» What to produce: Extract every line of the material below, reproducing each one unchanged. Leave the pictures out of your answer.

Records from a data collection
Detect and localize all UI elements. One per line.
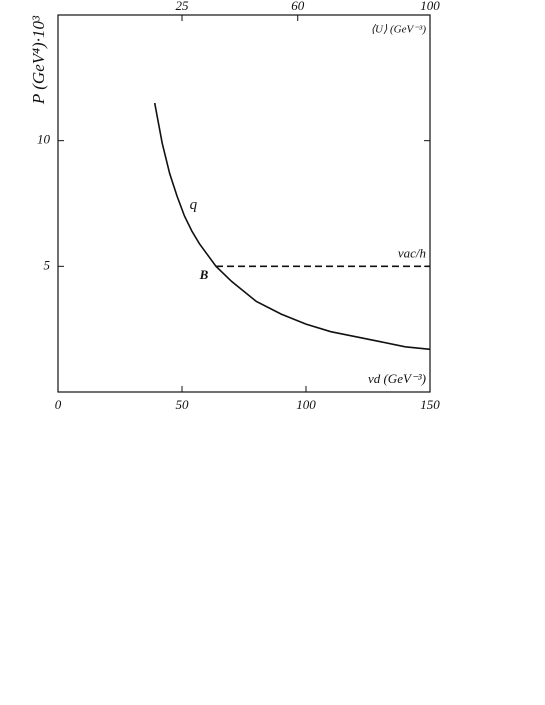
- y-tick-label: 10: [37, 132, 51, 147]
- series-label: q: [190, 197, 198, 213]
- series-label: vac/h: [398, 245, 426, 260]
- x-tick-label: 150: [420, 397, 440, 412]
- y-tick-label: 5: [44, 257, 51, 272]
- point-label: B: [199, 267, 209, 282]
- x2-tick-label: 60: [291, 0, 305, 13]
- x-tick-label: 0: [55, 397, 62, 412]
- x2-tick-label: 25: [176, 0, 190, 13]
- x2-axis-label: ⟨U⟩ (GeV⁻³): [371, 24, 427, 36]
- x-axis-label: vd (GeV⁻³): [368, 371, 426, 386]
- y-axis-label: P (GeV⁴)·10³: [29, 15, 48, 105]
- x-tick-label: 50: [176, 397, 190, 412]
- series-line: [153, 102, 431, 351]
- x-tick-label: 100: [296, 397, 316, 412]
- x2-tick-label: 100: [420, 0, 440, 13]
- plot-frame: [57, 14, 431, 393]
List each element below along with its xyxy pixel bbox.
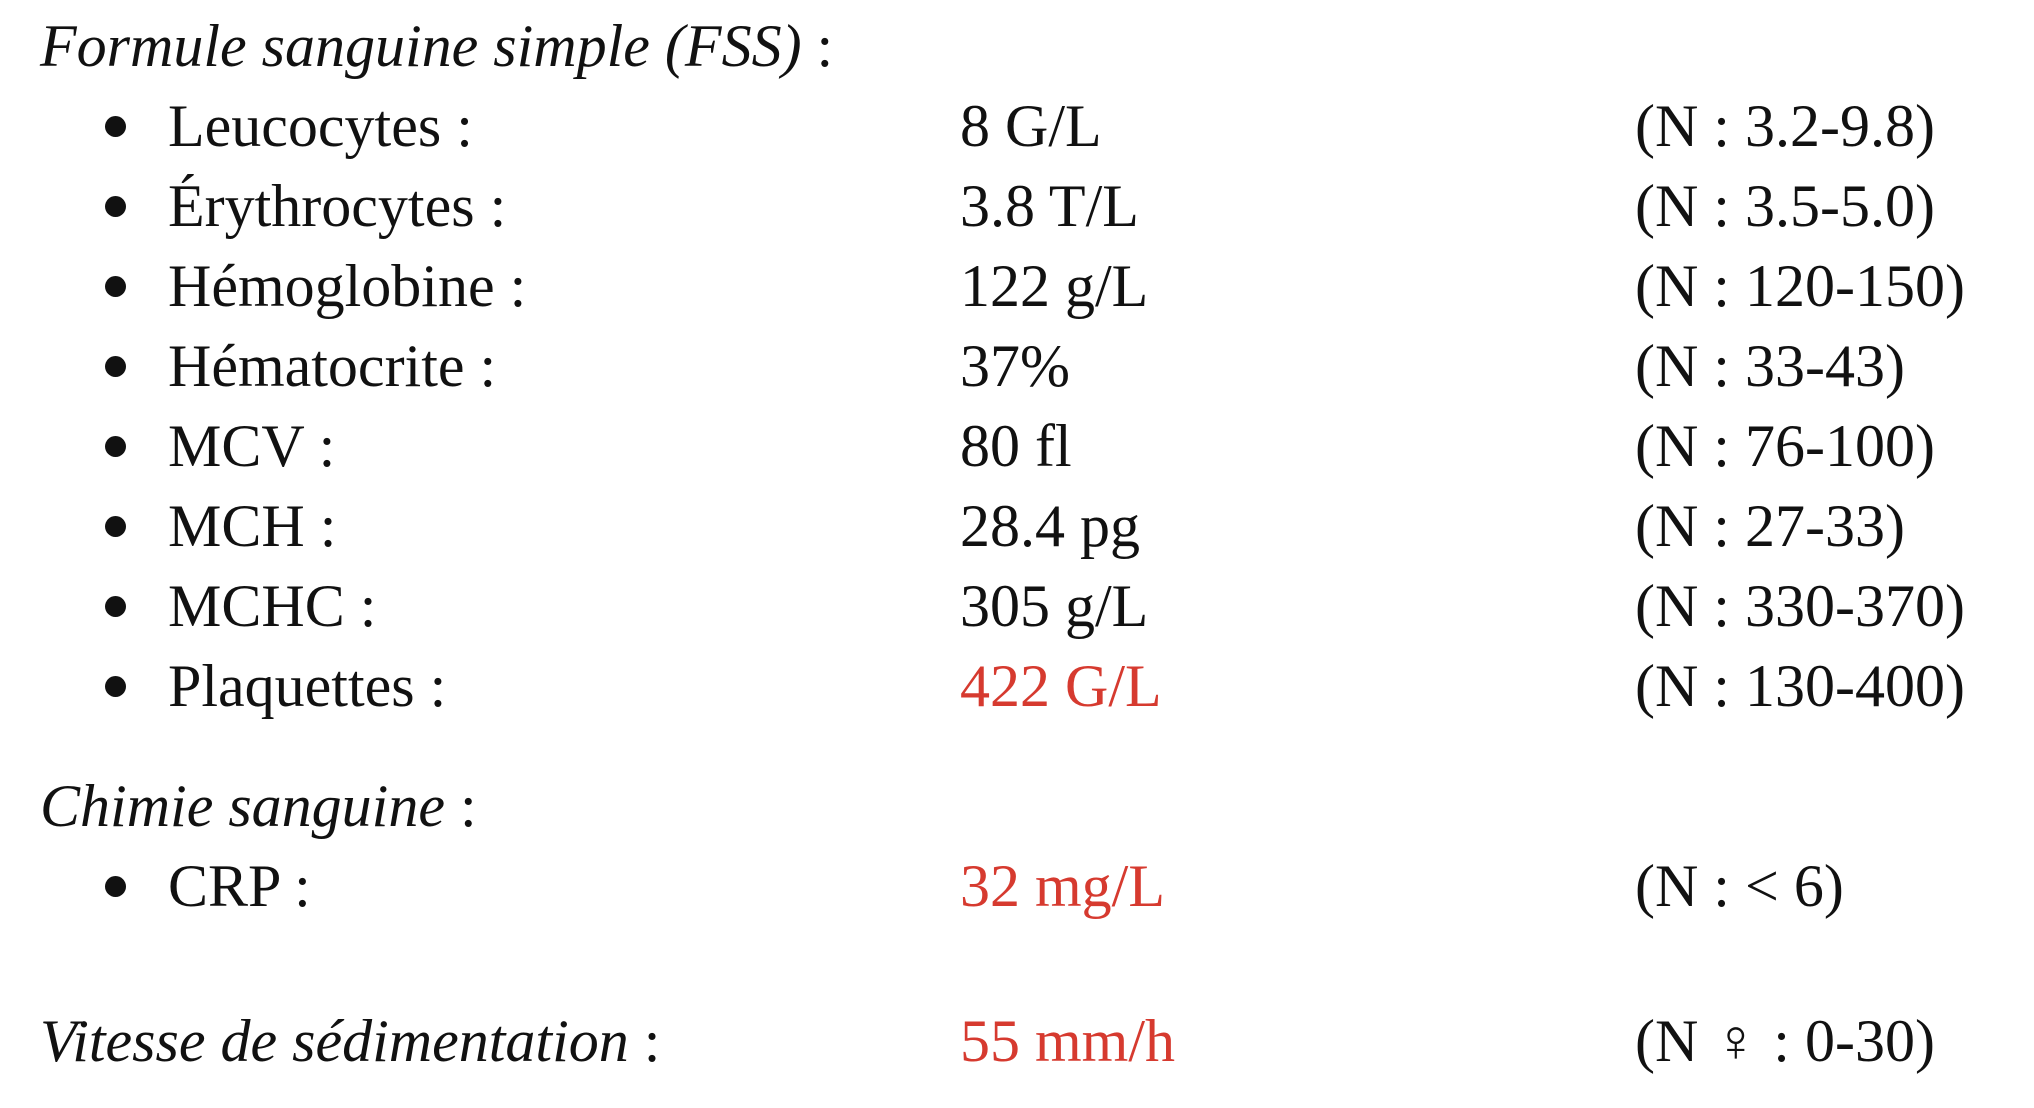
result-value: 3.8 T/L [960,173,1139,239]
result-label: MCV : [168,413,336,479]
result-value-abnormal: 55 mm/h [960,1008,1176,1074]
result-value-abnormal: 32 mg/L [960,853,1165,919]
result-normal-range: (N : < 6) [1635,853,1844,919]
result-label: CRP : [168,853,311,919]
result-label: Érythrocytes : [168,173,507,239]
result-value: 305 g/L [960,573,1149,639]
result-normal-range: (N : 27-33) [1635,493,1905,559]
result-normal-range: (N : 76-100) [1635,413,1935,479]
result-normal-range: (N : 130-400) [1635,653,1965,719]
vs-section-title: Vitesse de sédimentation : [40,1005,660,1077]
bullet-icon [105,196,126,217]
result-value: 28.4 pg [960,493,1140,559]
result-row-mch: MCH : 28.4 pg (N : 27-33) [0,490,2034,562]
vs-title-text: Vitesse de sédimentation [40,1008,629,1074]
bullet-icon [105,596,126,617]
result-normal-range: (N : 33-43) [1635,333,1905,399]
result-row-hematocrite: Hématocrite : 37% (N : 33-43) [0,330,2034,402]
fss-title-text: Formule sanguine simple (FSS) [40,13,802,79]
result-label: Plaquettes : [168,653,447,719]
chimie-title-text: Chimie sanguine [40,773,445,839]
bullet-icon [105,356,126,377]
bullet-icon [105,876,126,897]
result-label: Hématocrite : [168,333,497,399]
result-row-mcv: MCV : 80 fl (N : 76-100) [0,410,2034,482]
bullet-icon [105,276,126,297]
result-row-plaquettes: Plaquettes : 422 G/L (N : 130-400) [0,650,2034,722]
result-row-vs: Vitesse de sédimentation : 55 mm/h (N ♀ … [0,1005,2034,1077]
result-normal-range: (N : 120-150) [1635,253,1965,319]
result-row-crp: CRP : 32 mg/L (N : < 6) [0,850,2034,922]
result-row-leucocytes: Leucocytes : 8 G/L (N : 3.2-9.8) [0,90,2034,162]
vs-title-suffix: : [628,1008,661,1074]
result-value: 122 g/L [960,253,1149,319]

» Reply:
Detect and localize all UI elements. One per line.
- y-tick-label: 10: [37, 132, 51, 147]
- series-label: q: [190, 197, 198, 213]
- series-label: vac/h: [398, 245, 426, 260]
- x-tick-label: 150: [420, 397, 440, 412]
- y-tick-label: 5: [44, 257, 51, 272]
- point-label: B: [199, 267, 209, 282]
- x2-tick-label: 60: [291, 0, 305, 13]
- x-tick-label: 0: [55, 397, 62, 412]
- x2-tick-label: 25: [176, 0, 190, 13]
- x2-axis-label: ⟨U⟩ (GeV⁻³): [371, 24, 427, 36]
- x-axis-label: vd (GeV⁻³): [368, 371, 426, 386]
- y-axis-label: P (GeV⁴)·10³: [29, 15, 48, 105]
- x-tick-label: 50: [176, 397, 190, 412]
- series-line: [153, 102, 431, 351]
- x-tick-label: 100: [296, 397, 316, 412]
- x2-tick-label: 100: [420, 0, 440, 13]
- plot-frame: [57, 14, 431, 393]
List each element below along with its xyxy pixel bbox.
result-value: 3.8 T/L [960,173,1139,239]
result-label: MCV : [168,413,336,479]
result-value-abnormal: 55 mm/h [960,1008,1176,1074]
result-value-abnormal: 32 mg/L [960,853,1165,919]
result-normal-range: (N : < 6) [1635,853,1844,919]
result-label: CRP : [168,853,311,919]
result-label: Érythrocytes : [168,173,507,239]
result-value: 305 g/L [960,573,1149,639]
result-normal-range: (N : 27-33) [1635,493,1905,559]
result-normal-range: (N : 76-100) [1635,413,1935,479]
result-normal-range: (N : 130-400) [1635,653,1965,719]
vs-section-title: Vitesse de sédimentation : [40,1005,660,1077]
bullet-icon [105,196,126,217]
result-value: 28.4 pg [960,493,1140,559]
result-row-mch: MCH : 28.4 pg (N : 27-33) [0,490,2034,562]
vs-title-text: Vitesse de sédimentation [40,1008,629,1074]
bullet-icon [105,596,126,617]
result-normal-range: (N : 33-43) [1635,333,1905,399]
result-row-hematocrite: Hématocrite : 37% (N : 33-43) [0,330,2034,402]
fss-title-text: Formule sanguine simple (FSS) [40,13,802,79]
result-label: Plaquettes : [168,653,447,719]
chimie-title-text: Chimie sanguine [40,773,445,839]
bullet-icon [105,356,126,377]
bullet-icon [105,876,126,897]
result-label: Hématocrite : [168,333,497,399]
result-row-mcv: MCV : 80 fl (N : 76-100) [0,410,2034,482]
bullet-icon [105,276,126,297]
result-row-plaquettes: Plaquettes : 422 G/L (N : 130-400) [0,650,2034,722]
result-row-vs: Vitesse de sédimentation : 55 mm/h (N ♀ … [0,1005,2034,1077]
result-normal-range: (N : 120-150) [1635,253,1965,319]
result-row-crp: CRP : 32 mg/L (N : < 6) [0,850,2034,922]
result-row-leucocytes: Leucocytes : 8 G/L (N : 3.2-9.8) [0,90,2034,162]
vs-title-suffix: : [628,1008,661,1074]
result-value: 122 g/L [960,253,1149,319]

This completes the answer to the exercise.